Solomon Islands, World War II’s Graveyard

It’s a charmed life on Tavanipupu Isl., in the Solomon Islands, for guests and staff at the only resort off the southeast corner of Guadalcanal. Steve Haggerty photos
It’s a charmed life on Tavanipupu Isl., in the Solomon Islands, for guests and staff at the only resort off the southeast corner of Guadalcanal. Steve Haggerty photos

Secrets of the Solomons: From War to Wonderland in 75 years

By Anne Z. Cooke

If it weren’t for the potholes, cavernous pits slowing us down on the road to Honiara, in the Solomon Islands, I might have missed the sign on the tree, “Dolphin View Cottage.”

Fatboys resort
Fatboys Resort, built over deep water to accommodate boats and to protect coral near the shore, encourages guests to relax, or if absolutely necessary, sample the scuba, snorkeling, fishing, and village walks. On Mbambanga Island, in Ferguson Passage near Gizo airport, Western Province, Solomon Islands.

But Andrew, our guide, spotted it instantly.

“Hey, that’s Guyas Tohabellana,” he said, waving at a stocky, dark-skinned man in rumpled shorts, a faded t-shirt, and flip flops. “He works here in Guadalcanal. C’mon, let’s say hello.”

*Material supplied*:
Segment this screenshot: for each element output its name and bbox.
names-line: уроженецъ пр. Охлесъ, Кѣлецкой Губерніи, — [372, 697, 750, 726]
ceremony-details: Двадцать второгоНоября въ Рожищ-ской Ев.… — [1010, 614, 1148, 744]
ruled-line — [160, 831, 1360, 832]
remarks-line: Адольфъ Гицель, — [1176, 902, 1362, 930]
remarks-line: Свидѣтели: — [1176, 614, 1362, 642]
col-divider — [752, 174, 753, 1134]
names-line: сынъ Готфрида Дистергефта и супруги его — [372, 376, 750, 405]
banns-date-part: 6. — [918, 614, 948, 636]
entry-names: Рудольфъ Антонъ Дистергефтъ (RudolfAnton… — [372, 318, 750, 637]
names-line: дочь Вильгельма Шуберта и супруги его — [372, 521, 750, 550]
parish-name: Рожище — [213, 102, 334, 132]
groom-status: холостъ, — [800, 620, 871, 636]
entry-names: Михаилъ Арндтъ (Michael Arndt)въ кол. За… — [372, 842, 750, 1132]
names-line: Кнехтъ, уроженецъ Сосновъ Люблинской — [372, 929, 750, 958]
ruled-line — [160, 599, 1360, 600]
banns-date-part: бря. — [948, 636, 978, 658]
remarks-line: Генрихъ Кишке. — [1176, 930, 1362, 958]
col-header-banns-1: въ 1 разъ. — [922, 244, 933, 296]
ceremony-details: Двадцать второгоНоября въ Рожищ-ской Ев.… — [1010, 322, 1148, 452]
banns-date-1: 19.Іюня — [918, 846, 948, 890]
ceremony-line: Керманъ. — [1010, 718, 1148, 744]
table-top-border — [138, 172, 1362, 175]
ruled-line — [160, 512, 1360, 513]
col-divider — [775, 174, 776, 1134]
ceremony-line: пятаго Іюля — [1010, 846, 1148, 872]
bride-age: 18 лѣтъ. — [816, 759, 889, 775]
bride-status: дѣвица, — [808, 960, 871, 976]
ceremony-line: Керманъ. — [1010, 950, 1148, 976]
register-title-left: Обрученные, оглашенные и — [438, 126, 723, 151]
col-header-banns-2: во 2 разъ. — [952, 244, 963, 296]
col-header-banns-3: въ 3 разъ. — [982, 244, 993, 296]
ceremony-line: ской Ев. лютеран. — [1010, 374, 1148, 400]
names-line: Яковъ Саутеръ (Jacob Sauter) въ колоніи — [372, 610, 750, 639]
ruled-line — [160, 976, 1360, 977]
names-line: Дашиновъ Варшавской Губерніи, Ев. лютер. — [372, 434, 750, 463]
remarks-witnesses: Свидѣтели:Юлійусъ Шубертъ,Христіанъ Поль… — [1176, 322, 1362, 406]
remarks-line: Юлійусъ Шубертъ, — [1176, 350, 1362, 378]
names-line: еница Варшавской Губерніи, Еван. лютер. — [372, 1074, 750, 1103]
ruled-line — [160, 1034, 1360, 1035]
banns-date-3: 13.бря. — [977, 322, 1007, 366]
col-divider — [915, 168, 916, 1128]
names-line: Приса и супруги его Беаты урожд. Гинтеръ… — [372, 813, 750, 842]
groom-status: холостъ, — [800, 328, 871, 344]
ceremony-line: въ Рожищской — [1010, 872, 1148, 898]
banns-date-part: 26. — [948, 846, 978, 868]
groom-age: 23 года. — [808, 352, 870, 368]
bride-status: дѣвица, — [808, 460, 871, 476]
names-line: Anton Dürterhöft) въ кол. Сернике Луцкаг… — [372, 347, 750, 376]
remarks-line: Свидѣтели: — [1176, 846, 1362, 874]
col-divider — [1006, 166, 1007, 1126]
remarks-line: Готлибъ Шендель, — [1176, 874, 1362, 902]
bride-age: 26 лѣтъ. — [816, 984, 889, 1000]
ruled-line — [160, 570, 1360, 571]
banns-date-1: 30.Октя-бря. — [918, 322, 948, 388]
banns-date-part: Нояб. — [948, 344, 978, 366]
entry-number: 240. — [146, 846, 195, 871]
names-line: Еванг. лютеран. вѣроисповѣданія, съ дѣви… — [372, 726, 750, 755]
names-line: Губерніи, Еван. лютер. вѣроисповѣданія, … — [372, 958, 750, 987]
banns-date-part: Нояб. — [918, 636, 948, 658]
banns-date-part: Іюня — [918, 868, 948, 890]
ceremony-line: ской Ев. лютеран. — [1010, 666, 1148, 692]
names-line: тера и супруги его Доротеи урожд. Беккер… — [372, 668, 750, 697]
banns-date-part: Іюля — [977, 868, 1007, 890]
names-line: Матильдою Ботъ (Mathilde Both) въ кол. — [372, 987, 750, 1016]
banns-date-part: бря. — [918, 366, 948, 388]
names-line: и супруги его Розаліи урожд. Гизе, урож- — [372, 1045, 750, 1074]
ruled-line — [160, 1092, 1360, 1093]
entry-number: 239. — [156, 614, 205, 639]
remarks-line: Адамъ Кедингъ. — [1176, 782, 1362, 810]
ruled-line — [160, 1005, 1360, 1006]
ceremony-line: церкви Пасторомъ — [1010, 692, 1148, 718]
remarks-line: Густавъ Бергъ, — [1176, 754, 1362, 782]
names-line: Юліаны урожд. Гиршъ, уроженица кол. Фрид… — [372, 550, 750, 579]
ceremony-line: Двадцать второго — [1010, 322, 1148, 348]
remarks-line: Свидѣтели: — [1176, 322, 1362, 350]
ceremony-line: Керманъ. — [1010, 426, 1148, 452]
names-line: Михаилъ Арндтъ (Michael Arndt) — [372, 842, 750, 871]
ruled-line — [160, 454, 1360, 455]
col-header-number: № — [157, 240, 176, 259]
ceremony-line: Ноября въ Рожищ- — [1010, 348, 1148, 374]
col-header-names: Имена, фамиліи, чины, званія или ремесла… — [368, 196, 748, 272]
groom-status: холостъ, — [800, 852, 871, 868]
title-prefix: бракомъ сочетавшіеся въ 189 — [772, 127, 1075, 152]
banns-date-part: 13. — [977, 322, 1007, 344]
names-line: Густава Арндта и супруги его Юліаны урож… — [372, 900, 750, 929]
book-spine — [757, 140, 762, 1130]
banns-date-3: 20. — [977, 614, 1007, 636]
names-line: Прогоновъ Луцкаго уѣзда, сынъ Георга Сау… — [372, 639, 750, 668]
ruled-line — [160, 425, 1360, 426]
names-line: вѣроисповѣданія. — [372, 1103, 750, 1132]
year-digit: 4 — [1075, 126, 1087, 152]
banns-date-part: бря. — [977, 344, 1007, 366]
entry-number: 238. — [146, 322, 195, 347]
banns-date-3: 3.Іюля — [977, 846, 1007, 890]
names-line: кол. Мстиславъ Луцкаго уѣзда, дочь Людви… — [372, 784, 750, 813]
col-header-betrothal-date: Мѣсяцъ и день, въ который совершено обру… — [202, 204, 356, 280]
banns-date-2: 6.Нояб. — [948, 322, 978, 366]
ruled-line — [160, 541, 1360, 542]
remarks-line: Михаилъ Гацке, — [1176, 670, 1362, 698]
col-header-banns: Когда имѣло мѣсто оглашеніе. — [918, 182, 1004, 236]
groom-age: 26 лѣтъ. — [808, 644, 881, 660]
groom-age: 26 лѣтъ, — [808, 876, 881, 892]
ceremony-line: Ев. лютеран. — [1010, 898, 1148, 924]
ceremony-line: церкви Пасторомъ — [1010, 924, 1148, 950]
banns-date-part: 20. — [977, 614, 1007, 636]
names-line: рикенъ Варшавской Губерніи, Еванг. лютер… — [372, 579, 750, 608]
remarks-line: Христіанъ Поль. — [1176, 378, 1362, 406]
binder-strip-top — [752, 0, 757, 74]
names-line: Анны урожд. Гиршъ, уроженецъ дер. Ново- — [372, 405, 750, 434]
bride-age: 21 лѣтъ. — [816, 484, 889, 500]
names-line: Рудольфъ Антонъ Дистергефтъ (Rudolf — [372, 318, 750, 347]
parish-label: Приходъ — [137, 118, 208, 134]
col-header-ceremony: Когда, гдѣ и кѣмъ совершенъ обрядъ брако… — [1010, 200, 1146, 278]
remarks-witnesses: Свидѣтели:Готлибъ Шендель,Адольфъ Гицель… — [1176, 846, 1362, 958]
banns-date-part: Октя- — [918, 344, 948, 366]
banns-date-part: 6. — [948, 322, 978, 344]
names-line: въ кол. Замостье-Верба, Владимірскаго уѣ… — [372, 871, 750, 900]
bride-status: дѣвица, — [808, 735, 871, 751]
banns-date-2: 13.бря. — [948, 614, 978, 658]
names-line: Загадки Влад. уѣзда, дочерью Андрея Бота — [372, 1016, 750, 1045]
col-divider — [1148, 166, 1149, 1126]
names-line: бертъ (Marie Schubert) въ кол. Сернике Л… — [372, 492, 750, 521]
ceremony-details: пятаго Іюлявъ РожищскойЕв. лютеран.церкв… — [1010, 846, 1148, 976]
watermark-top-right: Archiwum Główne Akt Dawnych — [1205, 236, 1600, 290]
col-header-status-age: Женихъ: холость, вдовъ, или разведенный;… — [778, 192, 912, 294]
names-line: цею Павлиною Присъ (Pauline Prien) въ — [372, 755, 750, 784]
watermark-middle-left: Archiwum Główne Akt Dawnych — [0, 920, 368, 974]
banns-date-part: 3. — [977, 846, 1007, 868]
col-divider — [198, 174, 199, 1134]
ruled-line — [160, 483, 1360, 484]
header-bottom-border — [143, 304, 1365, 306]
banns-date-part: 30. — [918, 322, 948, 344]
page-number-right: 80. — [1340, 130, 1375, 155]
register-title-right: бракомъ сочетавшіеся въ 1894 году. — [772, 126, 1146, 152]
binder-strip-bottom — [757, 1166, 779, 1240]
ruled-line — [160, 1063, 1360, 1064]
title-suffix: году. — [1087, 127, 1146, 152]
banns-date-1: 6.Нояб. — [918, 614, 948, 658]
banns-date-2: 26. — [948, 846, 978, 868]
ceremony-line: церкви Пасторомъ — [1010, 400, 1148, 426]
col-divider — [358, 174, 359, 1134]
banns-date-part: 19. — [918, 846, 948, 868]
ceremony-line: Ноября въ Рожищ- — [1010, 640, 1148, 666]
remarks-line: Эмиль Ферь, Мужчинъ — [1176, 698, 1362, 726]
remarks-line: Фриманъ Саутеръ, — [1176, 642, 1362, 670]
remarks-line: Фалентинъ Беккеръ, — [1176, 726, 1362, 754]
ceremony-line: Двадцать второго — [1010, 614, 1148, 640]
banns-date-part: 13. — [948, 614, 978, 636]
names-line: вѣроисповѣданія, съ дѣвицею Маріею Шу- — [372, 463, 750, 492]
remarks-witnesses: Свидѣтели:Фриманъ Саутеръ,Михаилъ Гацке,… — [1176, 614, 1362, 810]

*Exercise task*: In the Solomon Islands article, why was Fatboys Resort built over deep water?

*Answer to this problem*: To accommodate boats and to protect coral near the shore.